**REQUIRED WORK**
Lines containing the word "CORRELATION" are to be located and copied.

++++ INPUT MATERIAL ++++

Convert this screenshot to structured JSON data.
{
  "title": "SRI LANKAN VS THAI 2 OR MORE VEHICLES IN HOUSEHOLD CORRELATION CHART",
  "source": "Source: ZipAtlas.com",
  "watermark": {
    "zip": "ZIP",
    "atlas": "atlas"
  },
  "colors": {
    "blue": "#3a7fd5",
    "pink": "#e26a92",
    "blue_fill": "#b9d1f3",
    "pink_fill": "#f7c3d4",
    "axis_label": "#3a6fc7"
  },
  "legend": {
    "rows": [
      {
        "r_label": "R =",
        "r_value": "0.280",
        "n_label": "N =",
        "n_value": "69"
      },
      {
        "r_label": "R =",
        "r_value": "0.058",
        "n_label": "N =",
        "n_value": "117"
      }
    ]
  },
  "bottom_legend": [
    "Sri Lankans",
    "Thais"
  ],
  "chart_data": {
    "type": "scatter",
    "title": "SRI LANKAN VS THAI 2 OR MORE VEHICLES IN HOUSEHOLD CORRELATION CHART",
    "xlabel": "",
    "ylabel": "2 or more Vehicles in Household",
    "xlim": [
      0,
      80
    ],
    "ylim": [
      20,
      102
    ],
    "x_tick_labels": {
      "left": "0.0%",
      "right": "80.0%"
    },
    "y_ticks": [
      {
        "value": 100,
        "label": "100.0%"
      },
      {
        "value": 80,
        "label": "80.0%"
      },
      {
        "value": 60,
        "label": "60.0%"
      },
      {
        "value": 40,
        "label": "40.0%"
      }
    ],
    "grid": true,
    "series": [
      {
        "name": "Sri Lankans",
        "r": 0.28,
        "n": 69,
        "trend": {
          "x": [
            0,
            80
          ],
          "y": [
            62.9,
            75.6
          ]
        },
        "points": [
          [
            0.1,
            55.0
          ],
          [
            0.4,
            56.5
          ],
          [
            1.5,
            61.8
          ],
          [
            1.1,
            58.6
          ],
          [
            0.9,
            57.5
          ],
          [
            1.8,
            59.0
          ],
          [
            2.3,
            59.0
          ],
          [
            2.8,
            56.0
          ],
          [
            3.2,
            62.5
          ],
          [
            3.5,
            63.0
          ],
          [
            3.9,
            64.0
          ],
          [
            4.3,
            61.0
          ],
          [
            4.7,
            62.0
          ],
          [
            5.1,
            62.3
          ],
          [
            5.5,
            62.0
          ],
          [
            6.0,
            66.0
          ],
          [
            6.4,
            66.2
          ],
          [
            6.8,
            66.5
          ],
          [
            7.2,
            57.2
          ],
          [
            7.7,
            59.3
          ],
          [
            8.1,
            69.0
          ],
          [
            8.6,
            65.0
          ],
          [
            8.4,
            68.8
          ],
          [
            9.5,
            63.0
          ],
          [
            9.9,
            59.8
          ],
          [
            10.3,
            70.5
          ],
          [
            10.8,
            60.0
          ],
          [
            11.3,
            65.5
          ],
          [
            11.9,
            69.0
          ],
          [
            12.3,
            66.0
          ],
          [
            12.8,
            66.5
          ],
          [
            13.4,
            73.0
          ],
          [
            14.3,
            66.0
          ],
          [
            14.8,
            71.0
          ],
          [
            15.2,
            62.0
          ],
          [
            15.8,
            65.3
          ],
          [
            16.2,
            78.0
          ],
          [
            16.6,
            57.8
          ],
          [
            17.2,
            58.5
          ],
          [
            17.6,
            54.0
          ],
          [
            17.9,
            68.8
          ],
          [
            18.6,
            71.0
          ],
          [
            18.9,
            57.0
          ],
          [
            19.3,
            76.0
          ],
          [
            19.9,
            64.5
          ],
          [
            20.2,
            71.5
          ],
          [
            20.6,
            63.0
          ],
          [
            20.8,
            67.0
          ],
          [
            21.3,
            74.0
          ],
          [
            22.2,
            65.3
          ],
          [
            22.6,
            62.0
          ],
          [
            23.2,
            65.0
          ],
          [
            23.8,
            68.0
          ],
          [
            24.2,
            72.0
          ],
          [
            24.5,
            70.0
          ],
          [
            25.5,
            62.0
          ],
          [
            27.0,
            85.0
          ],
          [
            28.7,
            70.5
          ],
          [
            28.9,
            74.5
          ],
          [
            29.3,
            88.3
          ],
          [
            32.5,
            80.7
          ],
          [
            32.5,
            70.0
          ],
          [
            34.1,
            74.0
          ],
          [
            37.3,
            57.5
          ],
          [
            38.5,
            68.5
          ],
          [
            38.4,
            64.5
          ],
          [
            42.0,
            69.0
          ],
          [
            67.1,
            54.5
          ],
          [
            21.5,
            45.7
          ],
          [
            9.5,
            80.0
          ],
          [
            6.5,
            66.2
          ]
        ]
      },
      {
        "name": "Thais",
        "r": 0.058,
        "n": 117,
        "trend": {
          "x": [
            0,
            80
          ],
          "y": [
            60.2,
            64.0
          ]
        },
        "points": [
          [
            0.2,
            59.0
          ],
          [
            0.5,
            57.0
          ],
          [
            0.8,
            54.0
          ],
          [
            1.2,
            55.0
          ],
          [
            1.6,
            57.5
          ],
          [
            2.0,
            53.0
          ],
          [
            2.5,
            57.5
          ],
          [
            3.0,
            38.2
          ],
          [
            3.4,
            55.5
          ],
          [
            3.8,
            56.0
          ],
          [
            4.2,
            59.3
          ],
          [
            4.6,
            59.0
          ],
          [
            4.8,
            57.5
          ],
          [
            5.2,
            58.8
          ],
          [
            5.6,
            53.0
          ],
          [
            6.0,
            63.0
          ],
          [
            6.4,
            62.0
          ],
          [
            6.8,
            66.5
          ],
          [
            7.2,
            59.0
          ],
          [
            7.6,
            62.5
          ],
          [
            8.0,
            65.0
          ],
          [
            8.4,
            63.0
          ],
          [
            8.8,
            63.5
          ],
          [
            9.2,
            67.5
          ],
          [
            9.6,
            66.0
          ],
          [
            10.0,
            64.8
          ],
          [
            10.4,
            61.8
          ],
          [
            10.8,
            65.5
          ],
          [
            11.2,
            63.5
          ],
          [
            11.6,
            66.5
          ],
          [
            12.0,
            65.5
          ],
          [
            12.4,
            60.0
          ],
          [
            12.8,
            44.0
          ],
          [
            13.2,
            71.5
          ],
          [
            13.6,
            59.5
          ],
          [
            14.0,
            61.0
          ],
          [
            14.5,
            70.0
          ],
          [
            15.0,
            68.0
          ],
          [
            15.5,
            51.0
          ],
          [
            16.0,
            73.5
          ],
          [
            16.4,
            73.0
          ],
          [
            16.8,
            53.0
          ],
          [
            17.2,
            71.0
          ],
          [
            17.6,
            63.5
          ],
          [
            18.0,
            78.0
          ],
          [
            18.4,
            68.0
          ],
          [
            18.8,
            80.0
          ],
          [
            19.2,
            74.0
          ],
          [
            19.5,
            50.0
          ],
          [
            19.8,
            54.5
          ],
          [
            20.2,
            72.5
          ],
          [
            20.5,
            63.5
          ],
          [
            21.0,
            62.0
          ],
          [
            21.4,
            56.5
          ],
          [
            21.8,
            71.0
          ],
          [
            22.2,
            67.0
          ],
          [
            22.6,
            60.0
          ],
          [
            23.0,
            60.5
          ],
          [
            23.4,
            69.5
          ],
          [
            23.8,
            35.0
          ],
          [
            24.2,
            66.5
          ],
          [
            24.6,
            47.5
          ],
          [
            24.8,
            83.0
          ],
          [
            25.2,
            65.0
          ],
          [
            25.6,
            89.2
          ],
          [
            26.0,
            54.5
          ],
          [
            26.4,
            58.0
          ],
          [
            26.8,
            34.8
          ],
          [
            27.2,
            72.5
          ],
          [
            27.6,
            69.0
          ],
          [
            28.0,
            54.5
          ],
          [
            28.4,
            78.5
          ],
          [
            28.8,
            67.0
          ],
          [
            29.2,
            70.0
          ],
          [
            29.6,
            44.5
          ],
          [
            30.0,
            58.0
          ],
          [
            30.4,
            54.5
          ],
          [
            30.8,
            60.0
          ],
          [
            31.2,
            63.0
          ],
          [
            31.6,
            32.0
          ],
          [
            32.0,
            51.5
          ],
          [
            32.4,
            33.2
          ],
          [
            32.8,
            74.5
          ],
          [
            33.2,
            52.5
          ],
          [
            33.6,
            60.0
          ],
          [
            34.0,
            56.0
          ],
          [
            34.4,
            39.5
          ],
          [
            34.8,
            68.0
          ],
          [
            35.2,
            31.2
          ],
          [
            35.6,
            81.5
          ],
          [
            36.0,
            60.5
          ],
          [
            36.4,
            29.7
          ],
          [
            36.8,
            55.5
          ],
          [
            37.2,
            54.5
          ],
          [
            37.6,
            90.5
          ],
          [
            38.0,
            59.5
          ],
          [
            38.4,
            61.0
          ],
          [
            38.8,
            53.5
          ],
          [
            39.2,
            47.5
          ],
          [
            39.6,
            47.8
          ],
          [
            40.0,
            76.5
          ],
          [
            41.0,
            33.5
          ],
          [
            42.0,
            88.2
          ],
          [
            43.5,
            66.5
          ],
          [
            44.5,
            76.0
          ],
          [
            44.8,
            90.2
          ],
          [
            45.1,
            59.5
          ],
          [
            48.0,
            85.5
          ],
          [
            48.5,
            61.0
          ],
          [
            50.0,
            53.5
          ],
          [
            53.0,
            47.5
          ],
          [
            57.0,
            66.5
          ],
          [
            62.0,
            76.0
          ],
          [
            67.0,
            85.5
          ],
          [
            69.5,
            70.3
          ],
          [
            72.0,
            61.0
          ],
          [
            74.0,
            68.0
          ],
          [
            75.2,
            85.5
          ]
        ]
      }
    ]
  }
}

++++

**SOLUTION TO THIS TASK**
  "title": "SRI LANKAN VS THAI 2 OR MORE VEHICLES IN HOUSEHOLD CORRELATION CHART",
    "title": "SRI LANKAN VS THAI 2 OR MORE VEHICLES IN HOUSEHOLD CORRELATION CHART",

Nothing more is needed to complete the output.